▶ [RAW RECORDS]:
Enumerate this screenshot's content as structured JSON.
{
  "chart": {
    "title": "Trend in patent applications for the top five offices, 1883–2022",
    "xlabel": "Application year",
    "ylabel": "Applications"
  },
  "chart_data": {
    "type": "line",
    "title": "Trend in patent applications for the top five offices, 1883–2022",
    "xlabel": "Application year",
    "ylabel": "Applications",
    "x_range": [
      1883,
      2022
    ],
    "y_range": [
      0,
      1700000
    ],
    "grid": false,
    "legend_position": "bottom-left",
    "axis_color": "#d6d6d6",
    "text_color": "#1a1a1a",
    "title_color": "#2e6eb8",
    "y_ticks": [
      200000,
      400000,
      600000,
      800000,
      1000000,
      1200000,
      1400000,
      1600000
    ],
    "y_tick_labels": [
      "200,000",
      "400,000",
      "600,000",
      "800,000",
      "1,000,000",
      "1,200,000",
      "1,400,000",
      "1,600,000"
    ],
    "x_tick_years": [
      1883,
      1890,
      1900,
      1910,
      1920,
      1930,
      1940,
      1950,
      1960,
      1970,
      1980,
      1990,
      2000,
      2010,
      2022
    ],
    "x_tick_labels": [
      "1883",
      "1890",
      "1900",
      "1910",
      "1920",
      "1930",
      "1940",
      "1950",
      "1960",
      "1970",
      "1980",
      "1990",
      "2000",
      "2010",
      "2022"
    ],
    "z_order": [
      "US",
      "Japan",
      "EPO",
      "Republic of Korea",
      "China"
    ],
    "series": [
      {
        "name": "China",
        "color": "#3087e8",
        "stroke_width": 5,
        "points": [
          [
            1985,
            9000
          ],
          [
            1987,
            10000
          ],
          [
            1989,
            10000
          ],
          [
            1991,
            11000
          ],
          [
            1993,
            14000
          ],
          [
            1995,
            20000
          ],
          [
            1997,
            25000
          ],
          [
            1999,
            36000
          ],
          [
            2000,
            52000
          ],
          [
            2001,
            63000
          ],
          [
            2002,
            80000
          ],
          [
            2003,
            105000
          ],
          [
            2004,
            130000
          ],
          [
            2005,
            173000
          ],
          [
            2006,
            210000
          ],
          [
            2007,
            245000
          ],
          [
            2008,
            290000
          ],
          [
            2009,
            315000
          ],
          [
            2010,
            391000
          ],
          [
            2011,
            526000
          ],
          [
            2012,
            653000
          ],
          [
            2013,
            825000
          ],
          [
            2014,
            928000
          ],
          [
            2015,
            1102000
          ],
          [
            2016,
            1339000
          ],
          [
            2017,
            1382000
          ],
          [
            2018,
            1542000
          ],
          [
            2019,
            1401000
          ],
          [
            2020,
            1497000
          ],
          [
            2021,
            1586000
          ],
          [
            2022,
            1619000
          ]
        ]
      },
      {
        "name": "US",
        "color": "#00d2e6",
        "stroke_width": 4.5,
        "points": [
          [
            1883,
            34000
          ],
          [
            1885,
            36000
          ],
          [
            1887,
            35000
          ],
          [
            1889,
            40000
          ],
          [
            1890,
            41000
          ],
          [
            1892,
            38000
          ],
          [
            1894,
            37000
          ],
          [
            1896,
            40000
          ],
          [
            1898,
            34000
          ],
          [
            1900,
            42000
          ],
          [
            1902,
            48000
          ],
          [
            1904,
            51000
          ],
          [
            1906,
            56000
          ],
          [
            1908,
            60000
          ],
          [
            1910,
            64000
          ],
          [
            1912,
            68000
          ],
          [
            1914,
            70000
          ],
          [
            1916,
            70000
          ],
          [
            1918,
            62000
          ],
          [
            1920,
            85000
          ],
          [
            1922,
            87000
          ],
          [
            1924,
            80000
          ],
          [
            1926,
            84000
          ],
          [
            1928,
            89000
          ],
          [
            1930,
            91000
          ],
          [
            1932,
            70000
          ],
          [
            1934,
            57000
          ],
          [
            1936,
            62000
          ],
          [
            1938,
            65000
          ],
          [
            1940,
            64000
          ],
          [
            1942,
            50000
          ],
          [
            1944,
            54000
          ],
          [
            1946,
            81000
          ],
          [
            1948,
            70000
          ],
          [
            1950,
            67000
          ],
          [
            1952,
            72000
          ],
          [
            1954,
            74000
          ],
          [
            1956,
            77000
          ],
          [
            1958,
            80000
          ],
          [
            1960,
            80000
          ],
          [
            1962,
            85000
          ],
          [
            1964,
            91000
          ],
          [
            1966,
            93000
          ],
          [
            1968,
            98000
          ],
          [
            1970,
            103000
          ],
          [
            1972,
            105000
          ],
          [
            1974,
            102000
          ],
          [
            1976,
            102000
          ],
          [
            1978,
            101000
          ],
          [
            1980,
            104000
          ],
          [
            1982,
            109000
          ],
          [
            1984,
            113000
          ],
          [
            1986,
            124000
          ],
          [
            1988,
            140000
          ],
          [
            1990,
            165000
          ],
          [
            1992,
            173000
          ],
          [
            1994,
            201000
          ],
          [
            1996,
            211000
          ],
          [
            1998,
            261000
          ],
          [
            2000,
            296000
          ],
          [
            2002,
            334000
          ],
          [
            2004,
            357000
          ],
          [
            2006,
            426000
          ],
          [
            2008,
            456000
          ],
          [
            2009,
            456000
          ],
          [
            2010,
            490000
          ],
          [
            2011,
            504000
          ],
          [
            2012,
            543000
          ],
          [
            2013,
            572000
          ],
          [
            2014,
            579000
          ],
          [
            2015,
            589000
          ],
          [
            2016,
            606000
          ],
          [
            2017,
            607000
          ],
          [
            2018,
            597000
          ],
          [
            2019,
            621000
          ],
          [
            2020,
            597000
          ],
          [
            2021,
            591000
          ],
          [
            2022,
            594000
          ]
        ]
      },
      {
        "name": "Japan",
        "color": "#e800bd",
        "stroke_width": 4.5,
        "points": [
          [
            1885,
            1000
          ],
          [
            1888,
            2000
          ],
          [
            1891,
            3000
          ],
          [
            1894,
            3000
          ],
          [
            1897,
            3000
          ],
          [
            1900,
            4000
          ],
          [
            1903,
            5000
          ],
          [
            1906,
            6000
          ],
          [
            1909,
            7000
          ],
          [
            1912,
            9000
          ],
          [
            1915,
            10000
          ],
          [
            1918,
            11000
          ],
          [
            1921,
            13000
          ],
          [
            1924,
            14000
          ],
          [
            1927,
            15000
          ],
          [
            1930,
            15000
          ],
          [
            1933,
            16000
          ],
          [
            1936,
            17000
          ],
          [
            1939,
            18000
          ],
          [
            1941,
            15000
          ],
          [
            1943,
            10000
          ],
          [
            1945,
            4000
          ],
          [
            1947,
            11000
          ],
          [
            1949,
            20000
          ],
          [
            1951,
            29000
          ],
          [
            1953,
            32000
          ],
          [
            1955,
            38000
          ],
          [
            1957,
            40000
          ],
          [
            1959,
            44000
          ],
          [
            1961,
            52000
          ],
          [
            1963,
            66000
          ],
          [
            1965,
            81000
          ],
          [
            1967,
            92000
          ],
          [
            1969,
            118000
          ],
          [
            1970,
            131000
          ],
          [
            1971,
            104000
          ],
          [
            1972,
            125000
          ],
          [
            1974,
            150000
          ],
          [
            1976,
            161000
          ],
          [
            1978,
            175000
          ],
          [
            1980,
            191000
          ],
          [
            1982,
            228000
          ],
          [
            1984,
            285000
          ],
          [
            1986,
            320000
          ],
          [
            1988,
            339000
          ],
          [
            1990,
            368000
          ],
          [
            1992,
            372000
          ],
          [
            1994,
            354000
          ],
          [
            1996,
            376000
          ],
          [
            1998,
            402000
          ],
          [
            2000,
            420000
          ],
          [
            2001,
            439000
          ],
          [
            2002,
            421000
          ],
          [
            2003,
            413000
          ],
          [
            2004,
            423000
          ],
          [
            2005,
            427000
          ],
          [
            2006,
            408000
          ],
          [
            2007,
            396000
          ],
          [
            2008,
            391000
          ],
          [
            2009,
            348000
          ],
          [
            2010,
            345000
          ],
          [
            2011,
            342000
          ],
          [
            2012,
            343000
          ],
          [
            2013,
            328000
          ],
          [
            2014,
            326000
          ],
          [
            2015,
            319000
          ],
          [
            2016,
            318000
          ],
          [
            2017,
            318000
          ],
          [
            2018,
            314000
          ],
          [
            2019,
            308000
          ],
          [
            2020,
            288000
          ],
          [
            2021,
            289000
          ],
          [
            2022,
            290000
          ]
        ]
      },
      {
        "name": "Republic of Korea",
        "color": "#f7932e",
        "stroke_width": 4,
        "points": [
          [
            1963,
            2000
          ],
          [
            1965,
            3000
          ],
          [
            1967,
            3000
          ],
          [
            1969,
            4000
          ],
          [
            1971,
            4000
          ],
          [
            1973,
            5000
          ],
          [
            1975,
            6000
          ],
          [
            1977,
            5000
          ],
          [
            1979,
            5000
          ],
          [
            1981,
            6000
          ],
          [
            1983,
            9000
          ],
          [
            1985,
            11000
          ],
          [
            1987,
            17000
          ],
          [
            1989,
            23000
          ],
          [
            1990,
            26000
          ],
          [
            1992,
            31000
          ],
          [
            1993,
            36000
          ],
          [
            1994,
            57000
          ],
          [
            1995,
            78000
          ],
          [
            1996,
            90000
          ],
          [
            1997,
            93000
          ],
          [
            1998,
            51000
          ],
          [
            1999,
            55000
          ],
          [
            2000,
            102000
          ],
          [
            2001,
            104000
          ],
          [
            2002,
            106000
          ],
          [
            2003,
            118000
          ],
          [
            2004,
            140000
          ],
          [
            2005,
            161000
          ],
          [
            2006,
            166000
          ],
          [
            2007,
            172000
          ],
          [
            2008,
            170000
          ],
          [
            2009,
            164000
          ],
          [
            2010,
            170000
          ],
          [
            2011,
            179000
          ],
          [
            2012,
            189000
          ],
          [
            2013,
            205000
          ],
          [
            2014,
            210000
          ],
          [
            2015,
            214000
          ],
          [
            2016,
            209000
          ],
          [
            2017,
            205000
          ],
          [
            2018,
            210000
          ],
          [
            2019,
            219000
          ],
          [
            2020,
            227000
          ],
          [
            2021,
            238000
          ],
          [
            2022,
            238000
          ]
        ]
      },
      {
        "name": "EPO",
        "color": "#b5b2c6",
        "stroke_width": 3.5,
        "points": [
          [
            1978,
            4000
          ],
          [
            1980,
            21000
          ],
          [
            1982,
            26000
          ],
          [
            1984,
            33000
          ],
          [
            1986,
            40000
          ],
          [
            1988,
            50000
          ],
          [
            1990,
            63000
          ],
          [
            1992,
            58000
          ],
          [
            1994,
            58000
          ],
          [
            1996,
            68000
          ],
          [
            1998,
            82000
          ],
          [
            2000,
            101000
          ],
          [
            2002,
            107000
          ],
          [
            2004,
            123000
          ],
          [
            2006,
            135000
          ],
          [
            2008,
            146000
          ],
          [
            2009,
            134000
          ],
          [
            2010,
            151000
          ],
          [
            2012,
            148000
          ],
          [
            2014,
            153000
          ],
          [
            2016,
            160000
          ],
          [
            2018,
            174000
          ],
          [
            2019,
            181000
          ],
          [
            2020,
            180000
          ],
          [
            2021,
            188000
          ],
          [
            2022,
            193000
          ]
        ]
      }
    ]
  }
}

▶ [SET PROBLEM]:
Note how many lines in the material hold the word "ylabel", and give that number with nothing added.

▶ [WRITTEN REPLY]:
2